What you need to do:
Review the listing and copy each line that holds the word "degree".

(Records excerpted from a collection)
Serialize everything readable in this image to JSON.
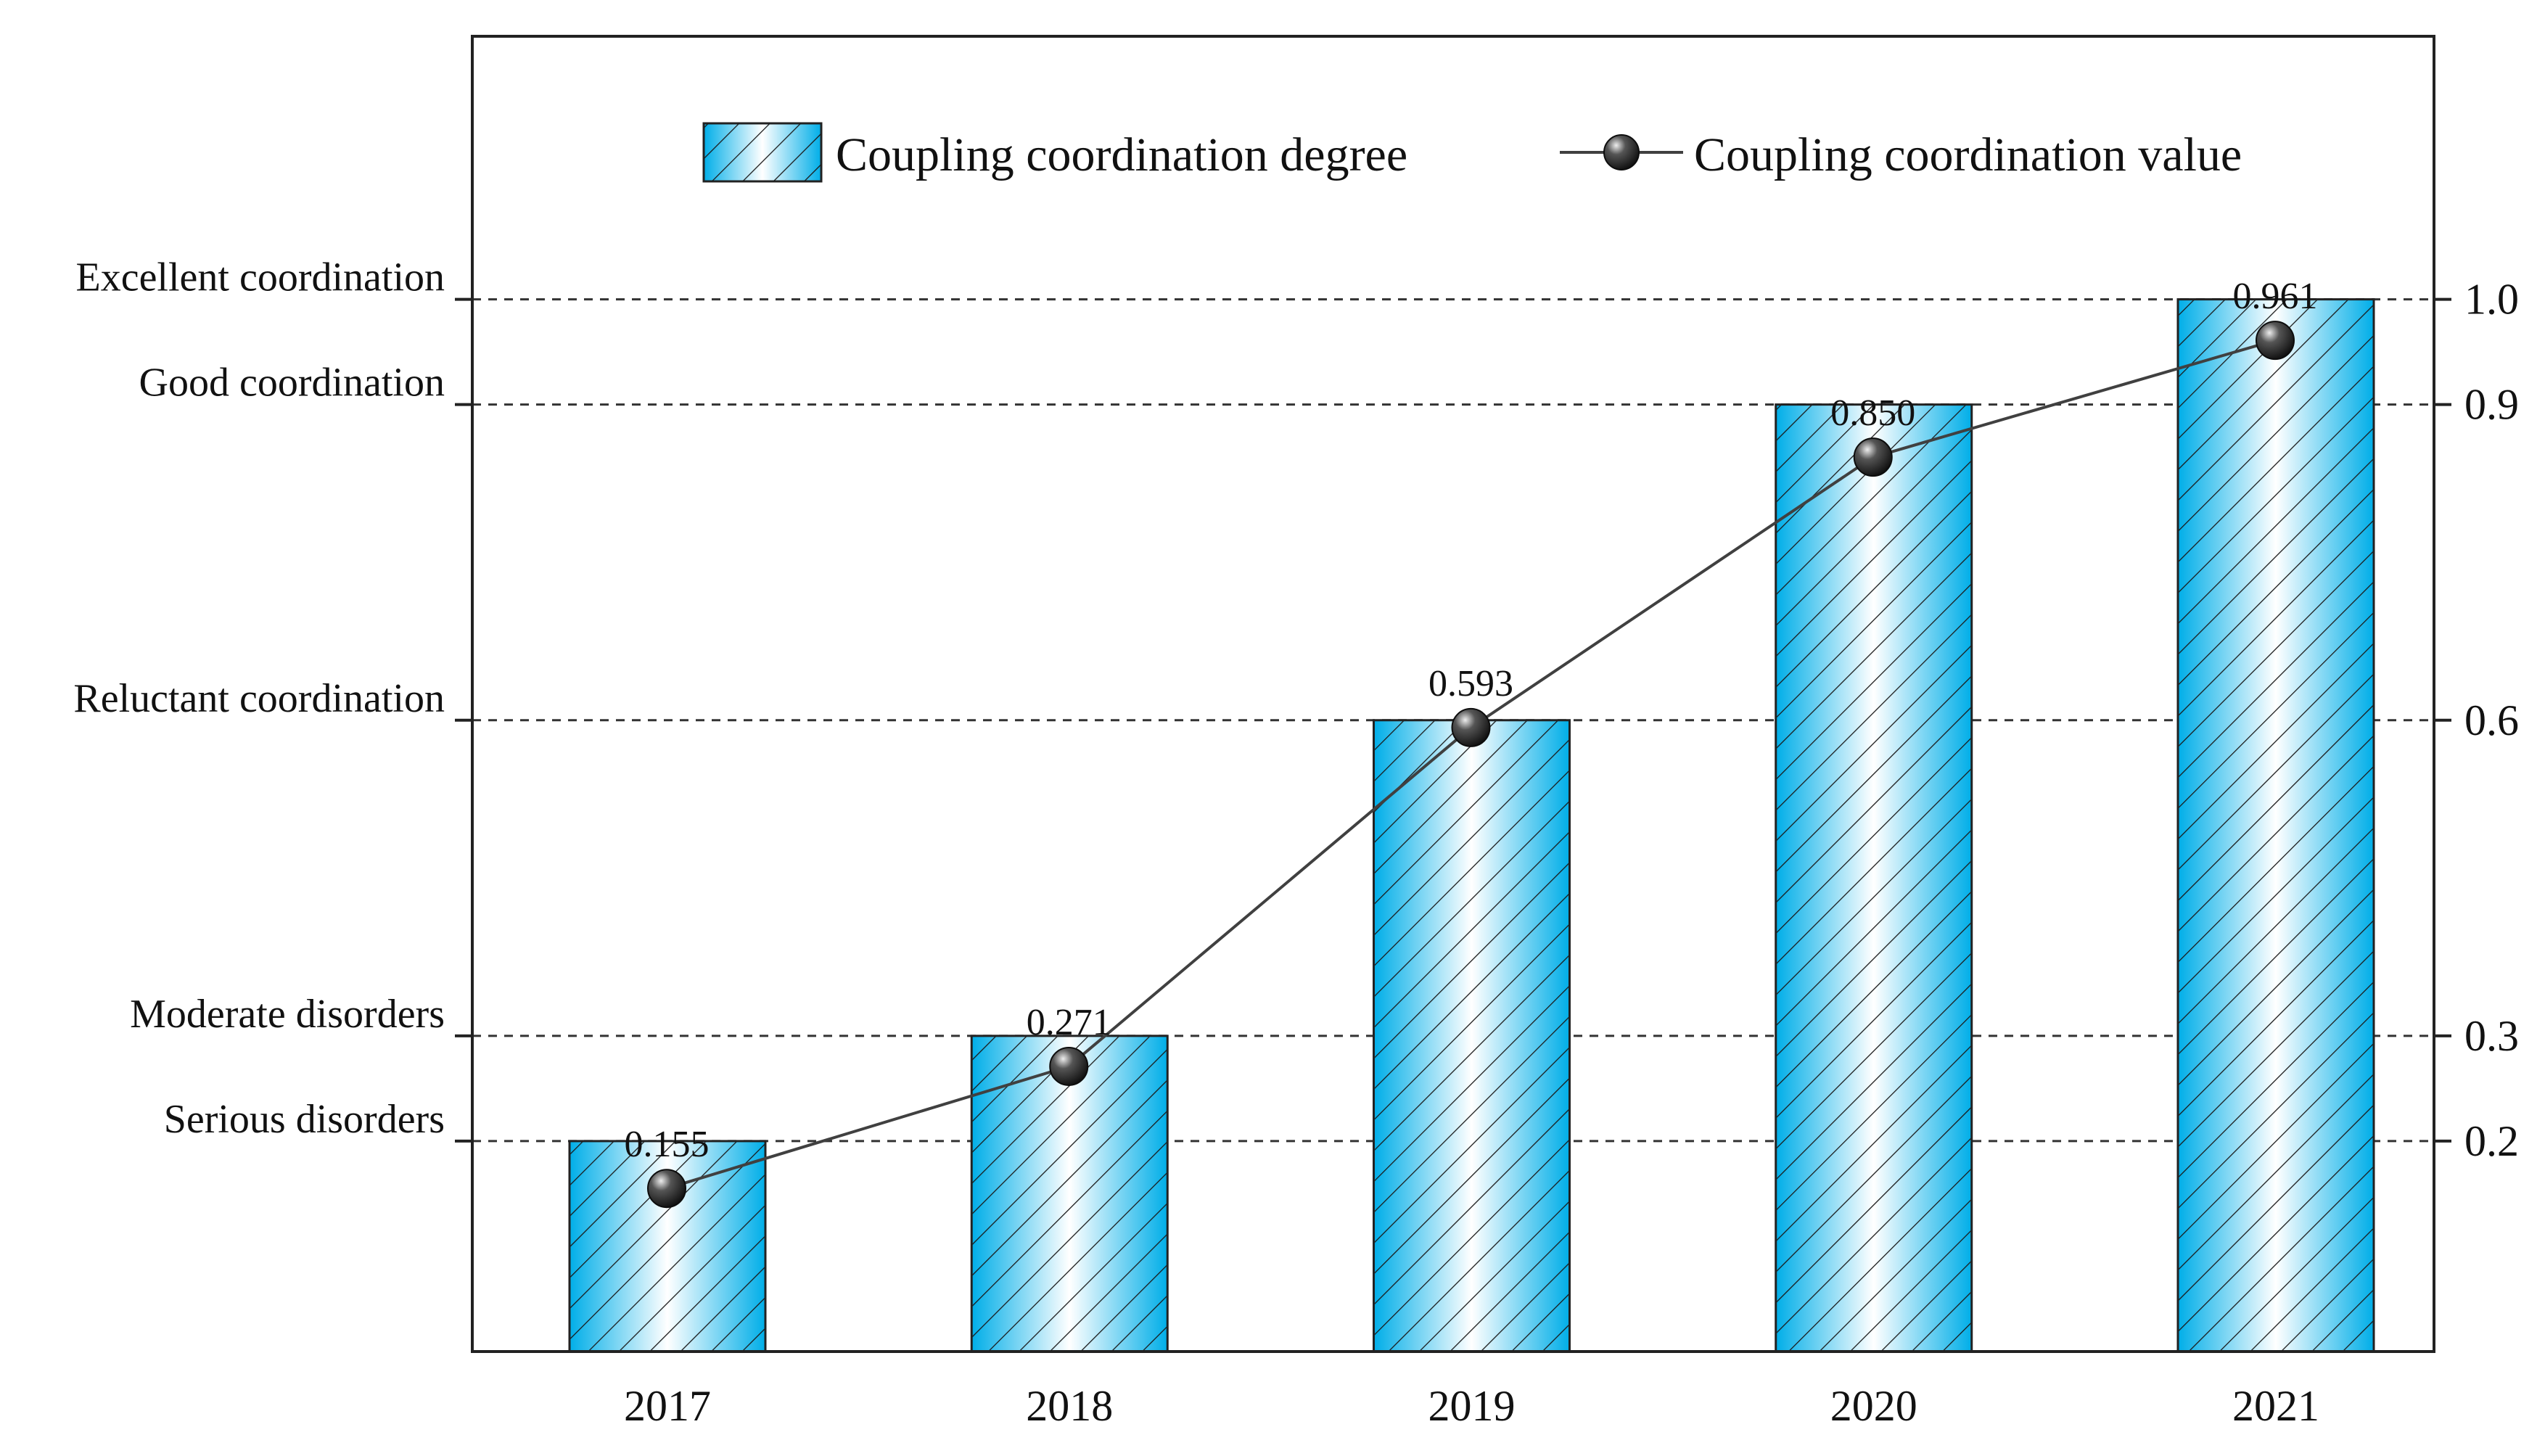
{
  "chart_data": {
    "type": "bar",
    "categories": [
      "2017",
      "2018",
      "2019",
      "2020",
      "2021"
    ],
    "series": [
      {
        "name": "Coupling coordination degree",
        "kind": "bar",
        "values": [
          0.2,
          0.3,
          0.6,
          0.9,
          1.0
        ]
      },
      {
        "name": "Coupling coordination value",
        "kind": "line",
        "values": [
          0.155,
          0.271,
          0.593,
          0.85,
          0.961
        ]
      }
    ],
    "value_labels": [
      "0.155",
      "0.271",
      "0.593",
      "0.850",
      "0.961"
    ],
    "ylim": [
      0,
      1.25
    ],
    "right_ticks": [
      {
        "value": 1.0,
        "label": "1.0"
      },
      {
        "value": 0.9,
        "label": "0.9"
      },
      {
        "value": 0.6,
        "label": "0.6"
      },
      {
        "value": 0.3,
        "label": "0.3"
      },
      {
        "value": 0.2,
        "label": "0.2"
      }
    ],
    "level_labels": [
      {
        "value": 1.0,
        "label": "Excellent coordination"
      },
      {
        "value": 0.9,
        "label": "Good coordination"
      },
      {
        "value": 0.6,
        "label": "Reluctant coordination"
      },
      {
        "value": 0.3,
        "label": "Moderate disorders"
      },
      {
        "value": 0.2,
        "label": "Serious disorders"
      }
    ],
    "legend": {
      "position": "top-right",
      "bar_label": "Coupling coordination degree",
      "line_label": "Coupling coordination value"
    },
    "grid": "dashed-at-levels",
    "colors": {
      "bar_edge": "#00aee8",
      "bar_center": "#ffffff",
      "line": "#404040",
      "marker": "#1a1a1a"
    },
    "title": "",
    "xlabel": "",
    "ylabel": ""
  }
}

Correct response:
        "name": "Coupling coordination degree",
      "bar_label": "Coupling coordination degree",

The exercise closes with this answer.